Give the lines of each listing as a JSON list of strings, one string per line, with blank lines left out. Leave the pictures out of the answer.
━━━━━ Supplied material ━━━━━
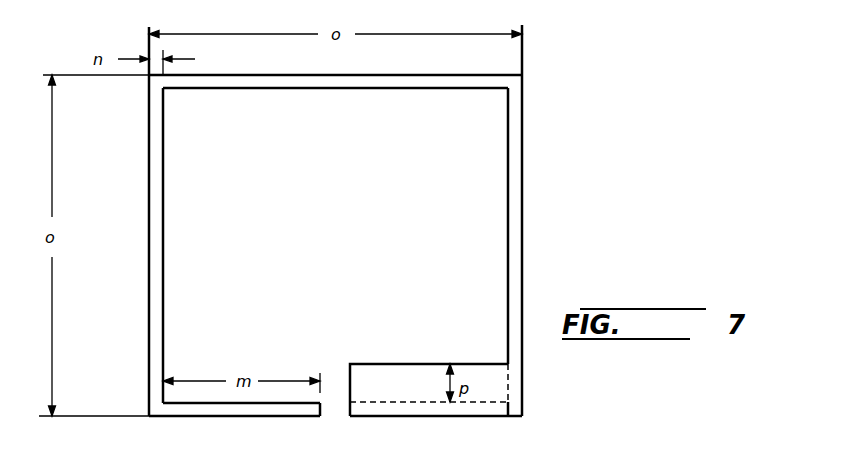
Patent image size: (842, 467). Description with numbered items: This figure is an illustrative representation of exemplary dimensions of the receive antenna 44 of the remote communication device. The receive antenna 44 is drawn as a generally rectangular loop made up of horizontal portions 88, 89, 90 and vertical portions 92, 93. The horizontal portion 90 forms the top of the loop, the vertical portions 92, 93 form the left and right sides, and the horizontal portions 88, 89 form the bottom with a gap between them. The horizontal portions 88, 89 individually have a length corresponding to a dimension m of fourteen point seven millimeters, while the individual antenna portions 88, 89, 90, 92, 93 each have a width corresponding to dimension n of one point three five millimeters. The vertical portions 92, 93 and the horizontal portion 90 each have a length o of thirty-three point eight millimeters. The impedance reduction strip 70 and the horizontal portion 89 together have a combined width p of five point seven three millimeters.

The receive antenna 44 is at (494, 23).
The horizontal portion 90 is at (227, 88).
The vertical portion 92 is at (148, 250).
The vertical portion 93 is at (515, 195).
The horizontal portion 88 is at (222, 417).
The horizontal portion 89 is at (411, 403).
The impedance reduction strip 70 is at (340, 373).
━━━━━
Output below »
[
  "Patent image size: (842, 467). Description with numbered items: This figure is an illustrative representation of exemplary dimensions of the receive antenna 44 of the remote communication device. The receive antenna 44 is drawn as a generally rectangular loop made up of horizontal portions 88, 89, 90 and vertical portions 92, 93. The horizontal portion 90 forms the top of the loop, the vertical portions 92, 93 form the left and right sides, and the horizontal portions 88, 89 form the bottom with a gap between them. The horizontal portions 88, 89 individually have a length corresponding to a dimension m of fourteen point seven millimeters, while the individual antenna portions 88, 89, 90, 92, 93 each have a width corresponding to dimension n of one point three five millimeters. The vertical portions 92, 93 and the horizontal portion 90 each have a length o of thirty-three point eight millimeters. The impedance reduction strip 70 and the horizontal portion 89 together have a combined width p of five point seven three millimeters.",
  "The receive antenna 44 is at (494, 23).",
  "The horizontal portion 90 is at (227, 88).",
  "The vertical portion 92 is at (148, 250).",
  "The vertical portion 93 is at (515, 195).",
  "The horizontal portion 88 is at (222, 417).",
  "The horizontal portion 89 is at (411, 403).",
  "The impedance reduction strip 70 is at (340, 373)."
]